- [Problem to solve]: Word for word, restate every line of the listing that follows.

- [Given data]:

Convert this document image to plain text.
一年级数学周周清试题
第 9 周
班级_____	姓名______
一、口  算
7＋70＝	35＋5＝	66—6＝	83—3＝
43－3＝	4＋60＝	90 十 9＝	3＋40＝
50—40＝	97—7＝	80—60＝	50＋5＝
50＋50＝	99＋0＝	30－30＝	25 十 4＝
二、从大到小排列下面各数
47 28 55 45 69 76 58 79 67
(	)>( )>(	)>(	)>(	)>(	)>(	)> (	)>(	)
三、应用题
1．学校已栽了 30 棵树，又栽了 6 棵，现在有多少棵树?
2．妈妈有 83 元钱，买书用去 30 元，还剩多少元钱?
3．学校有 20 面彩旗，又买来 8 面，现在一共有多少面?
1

- [Answer for this exercise]:
Convert this document image to plain text.
一年级数学周周清试题
第 9 周
班级_____	姓名______
一、口  算
7＋70＝	35＋5＝	66—6＝	83—3＝
43－3＝	4＋60＝	90 十 9＝	3＋40＝
50—40＝	97—7＝	80—60＝	50＋5＝
50＋50＝	99＋0＝	30－30＝	25 十 4＝
二、从大到小排列下面各数
47 28 55 45 69 76 58 79 67
(	)>( )>(	)>(	)>(	)>(	)>(	)> (	)>(	)
三、应用题
1．学校已栽了 30 棵树，又栽了 6 棵，现在有多少棵树?
2．妈妈有 83 元钱，买书用去 30 元，还剩多少元钱?
3．学校有 20 面彩旗，又买来 8 面，现在一共有多少面?
1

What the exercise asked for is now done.